Description of the task> Select the lines below containing the word "student".

Dataset excerpts>
——

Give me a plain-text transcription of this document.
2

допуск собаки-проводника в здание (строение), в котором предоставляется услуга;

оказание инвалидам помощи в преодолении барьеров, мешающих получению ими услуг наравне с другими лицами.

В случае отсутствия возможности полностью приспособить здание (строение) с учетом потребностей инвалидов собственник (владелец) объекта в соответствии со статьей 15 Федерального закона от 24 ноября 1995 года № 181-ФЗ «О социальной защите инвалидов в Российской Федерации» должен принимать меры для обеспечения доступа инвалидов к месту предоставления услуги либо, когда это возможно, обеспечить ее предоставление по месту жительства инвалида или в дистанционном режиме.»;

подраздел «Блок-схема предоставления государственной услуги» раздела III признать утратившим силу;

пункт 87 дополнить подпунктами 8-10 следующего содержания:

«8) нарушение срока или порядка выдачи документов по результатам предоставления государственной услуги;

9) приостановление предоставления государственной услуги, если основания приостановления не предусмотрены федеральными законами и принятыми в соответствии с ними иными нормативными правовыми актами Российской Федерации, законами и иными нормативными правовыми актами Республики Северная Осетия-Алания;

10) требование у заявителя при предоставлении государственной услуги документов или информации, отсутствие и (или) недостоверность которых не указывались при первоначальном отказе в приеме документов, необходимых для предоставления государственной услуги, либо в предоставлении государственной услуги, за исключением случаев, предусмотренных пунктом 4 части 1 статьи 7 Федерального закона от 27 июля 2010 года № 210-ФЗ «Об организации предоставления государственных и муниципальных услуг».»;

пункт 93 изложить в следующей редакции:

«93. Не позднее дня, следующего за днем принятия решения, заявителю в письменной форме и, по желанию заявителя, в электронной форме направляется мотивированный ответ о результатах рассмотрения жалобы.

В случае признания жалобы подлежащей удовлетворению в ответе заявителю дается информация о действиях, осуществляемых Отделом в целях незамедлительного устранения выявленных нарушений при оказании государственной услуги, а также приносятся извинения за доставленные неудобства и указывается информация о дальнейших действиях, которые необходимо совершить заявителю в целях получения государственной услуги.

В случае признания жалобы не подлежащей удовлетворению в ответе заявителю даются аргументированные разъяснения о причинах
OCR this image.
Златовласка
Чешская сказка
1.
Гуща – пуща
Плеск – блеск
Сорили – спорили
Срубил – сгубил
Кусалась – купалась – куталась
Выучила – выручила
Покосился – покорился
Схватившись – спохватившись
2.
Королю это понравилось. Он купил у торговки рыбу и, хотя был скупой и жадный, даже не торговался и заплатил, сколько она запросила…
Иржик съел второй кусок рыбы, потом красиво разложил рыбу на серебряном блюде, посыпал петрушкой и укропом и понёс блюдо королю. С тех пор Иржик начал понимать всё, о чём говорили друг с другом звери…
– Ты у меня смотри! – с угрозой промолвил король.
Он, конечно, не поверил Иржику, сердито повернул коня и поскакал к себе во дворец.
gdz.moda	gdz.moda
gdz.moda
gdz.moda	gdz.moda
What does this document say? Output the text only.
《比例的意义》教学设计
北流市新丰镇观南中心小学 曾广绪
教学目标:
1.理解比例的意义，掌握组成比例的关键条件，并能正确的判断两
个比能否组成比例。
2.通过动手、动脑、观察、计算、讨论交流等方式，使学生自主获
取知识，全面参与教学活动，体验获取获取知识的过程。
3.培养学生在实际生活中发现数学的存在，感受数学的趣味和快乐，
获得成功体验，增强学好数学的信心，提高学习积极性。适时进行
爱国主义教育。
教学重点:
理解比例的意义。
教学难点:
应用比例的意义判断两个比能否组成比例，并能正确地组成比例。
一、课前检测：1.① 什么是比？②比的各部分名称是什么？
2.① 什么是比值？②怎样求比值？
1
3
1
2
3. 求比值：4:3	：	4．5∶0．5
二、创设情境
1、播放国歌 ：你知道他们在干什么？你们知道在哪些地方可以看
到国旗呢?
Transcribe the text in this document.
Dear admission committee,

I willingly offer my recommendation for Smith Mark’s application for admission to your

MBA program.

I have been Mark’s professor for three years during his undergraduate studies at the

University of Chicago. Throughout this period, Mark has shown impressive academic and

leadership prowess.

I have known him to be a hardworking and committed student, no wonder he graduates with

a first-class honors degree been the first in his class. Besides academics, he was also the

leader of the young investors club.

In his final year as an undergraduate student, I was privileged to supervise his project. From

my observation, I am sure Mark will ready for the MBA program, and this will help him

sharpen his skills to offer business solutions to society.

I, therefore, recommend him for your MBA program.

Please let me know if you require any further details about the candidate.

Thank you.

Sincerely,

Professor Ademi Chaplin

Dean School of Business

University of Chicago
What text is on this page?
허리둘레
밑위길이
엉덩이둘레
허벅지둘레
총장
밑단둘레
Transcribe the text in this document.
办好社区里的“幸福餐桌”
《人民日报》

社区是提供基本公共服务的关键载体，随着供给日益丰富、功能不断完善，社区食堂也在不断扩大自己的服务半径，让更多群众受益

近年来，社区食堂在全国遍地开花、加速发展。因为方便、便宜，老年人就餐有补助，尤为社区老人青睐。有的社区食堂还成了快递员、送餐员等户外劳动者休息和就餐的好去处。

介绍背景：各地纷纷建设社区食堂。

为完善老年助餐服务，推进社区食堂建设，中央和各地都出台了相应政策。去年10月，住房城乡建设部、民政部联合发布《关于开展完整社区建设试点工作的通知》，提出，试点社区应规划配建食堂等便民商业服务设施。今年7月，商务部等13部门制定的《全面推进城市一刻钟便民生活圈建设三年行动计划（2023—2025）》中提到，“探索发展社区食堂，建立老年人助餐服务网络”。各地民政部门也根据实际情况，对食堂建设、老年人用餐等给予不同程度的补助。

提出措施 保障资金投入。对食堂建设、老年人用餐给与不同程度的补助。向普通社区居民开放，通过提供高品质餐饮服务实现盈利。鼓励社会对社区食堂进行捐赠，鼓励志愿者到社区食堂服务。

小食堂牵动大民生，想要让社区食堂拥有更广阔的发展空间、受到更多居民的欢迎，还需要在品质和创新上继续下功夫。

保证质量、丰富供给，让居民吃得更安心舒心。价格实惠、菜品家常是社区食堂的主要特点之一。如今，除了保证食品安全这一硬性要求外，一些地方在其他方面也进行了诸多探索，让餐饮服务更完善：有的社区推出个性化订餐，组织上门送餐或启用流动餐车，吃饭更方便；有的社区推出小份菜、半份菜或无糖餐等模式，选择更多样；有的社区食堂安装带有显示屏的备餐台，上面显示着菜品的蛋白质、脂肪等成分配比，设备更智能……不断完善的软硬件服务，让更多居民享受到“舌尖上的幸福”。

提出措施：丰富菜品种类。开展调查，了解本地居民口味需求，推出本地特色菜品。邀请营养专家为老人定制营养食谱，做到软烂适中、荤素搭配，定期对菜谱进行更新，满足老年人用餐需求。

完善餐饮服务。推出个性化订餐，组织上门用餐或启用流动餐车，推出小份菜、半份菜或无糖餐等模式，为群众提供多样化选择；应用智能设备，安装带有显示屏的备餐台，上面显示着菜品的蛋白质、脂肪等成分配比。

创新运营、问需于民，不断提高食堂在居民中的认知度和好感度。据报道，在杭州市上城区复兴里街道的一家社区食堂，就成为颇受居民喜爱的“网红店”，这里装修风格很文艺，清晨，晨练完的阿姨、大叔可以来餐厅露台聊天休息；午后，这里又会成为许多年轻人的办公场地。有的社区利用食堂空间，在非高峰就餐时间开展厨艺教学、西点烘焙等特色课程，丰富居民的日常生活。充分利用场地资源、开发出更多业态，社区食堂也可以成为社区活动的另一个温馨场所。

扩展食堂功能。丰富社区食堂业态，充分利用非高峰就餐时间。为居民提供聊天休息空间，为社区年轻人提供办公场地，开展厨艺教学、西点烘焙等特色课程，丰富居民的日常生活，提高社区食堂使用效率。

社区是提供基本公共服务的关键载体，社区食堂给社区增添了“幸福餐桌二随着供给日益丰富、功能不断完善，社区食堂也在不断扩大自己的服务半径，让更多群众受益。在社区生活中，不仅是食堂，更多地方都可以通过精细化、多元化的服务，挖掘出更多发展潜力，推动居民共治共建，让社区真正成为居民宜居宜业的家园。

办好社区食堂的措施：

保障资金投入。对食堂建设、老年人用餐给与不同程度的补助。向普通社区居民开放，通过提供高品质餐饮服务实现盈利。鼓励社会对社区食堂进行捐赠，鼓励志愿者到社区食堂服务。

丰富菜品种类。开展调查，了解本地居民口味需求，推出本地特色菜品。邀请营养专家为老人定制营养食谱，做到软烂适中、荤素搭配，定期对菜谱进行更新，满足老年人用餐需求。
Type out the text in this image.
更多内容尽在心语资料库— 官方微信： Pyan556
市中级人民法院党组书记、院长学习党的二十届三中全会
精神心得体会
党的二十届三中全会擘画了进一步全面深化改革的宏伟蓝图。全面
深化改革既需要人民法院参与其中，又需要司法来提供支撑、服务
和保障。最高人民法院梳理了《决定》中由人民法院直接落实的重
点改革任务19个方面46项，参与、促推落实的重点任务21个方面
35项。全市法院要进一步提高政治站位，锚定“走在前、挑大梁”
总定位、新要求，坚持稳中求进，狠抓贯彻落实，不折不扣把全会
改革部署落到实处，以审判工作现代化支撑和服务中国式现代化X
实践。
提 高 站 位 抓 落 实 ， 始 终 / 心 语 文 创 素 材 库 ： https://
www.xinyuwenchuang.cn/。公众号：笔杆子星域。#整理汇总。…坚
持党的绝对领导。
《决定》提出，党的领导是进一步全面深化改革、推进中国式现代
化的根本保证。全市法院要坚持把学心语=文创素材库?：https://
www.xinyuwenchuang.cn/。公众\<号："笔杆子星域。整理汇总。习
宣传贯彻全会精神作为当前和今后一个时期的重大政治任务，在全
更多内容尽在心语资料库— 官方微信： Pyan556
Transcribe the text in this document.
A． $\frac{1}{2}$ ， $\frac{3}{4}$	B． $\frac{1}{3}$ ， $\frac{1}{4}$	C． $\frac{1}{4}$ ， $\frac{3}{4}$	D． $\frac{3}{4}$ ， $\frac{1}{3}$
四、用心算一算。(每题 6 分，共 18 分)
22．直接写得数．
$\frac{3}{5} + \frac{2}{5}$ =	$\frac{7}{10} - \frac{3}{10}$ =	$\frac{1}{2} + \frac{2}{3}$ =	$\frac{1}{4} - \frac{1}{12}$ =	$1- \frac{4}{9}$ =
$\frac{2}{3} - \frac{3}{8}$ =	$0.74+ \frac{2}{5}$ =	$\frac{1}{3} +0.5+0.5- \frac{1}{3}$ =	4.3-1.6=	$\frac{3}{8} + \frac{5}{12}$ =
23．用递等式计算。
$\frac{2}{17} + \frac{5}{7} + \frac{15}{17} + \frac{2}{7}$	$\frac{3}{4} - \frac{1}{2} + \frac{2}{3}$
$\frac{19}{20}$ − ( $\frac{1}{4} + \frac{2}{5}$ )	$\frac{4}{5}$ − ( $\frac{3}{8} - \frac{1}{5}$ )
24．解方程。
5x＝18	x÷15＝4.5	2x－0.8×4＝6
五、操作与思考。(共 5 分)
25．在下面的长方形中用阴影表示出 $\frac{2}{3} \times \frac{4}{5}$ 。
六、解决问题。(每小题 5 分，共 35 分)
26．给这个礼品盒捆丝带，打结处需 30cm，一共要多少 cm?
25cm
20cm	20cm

——

Reply to the task>
I have known him to be a hardworking and committed student, no wonder he graduates with
In his final year as an undergraduate student, I was privileged to supervise his project. From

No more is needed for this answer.